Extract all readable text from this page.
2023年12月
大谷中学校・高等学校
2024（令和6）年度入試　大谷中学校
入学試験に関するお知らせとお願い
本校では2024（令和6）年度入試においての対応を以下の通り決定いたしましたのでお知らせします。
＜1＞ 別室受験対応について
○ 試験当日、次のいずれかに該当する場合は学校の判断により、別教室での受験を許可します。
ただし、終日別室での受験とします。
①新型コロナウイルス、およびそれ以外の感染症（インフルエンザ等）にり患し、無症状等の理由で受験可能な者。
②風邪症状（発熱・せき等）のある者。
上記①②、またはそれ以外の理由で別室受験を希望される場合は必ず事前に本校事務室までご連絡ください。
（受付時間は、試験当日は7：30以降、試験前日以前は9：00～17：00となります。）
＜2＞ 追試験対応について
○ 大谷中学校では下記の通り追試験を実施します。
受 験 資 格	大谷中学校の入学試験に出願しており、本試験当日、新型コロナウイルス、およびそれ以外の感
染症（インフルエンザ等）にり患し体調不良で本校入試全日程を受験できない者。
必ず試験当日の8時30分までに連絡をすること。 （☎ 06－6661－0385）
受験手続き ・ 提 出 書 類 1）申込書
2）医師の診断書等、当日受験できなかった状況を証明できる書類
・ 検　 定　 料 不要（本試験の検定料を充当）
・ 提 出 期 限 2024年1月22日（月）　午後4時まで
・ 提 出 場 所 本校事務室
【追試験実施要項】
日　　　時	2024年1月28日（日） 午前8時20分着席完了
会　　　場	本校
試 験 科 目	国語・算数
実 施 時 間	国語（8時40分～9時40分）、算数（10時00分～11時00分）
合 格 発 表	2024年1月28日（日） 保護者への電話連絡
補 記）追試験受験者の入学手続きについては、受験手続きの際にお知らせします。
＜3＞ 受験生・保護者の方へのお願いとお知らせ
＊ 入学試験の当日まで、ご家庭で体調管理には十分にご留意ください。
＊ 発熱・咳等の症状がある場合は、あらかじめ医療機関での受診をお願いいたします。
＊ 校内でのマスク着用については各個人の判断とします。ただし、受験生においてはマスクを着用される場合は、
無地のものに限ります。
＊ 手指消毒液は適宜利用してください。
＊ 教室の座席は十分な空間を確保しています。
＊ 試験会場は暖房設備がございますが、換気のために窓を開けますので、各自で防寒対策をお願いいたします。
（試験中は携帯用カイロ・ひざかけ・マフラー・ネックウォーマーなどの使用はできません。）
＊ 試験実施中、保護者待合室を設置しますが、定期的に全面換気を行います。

- _TASK BRIEF_:
Print all of the entries exactly as they are written.

- _FULL SOLUTION_:
Extract all readable text from this page.
2023年12月
大谷中学校・高等学校
2024（令和6）年度入試　大谷中学校
入学試験に関するお知らせとお願い
本校では2024（令和6）年度入試においての対応を以下の通り決定いたしましたのでお知らせします。
＜1＞ 別室受験対応について
○ 試験当日、次のいずれかに該当する場合は学校の判断により、別教室での受験を許可します。
ただし、終日別室での受験とします。
①新型コロナウイルス、およびそれ以外の感染症（インフルエンザ等）にり患し、無症状等の理由で受験可能な者。
②風邪症状（発熱・せき等）のある者。
上記①②、またはそれ以外の理由で別室受験を希望される場合は必ず事前に本校事務室までご連絡ください。
（受付時間は、試験当日は7：30以降、試験前日以前は9：00～17：00となります。）
＜2＞ 追試験対応について
○ 大谷中学校では下記の通り追試験を実施します。
受 験 資 格	大谷中学校の入学試験に出願しており、本試験当日、新型コロナウイルス、およびそれ以外の感
染症（インフルエンザ等）にり患し体調不良で本校入試全日程を受験できない者。
必ず試験当日の8時30分までに連絡をすること。 （☎ 06－6661－0385）
受験手続き ・ 提 出 書 類 1）申込書
2）医師の診断書等、当日受験できなかった状況を証明できる書類
・ 検　 定　 料 不要（本試験の検定料を充当）
・ 提 出 期 限 2024年1月22日（月）　午後4時まで
・ 提 出 場 所 本校事務室
【追試験実施要項】
日　　　時	2024年1月28日（日） 午前8時20分着席完了
会　　　場	本校
試 験 科 目	国語・算数
実 施 時 間	国語（8時40分～9時40分）、算数（10時00分～11時00分）
合 格 発 表	2024年1月28日（日） 保護者への電話連絡
補 記）追試験受験者の入学手続きについては、受験手続きの際にお知らせします。
＜3＞ 受験生・保護者の方へのお願いとお知らせ
＊ 入学試験の当日まで、ご家庭で体調管理には十分にご留意ください。
＊ 発熱・咳等の症状がある場合は、あらかじめ医療機関での受診をお願いいたします。
＊ 校内でのマスク着用については各個人の判断とします。ただし、受験生においてはマスクを着用される場合は、
無地のものに限ります。
＊ 手指消毒液は適宜利用してください。
＊ 教室の座席は十分な空間を確保しています。
＊ 試験会場は暖房設備がございますが、換気のために窓を開けますので、各自で防寒対策をお願いいたします。
（試験中は携帯用カイロ・ひざかけ・マフラー・ネックウォーマーなどの使用はできません。）
＊ 試験実施中、保護者待合室を設置しますが、定期的に全面換気を行います。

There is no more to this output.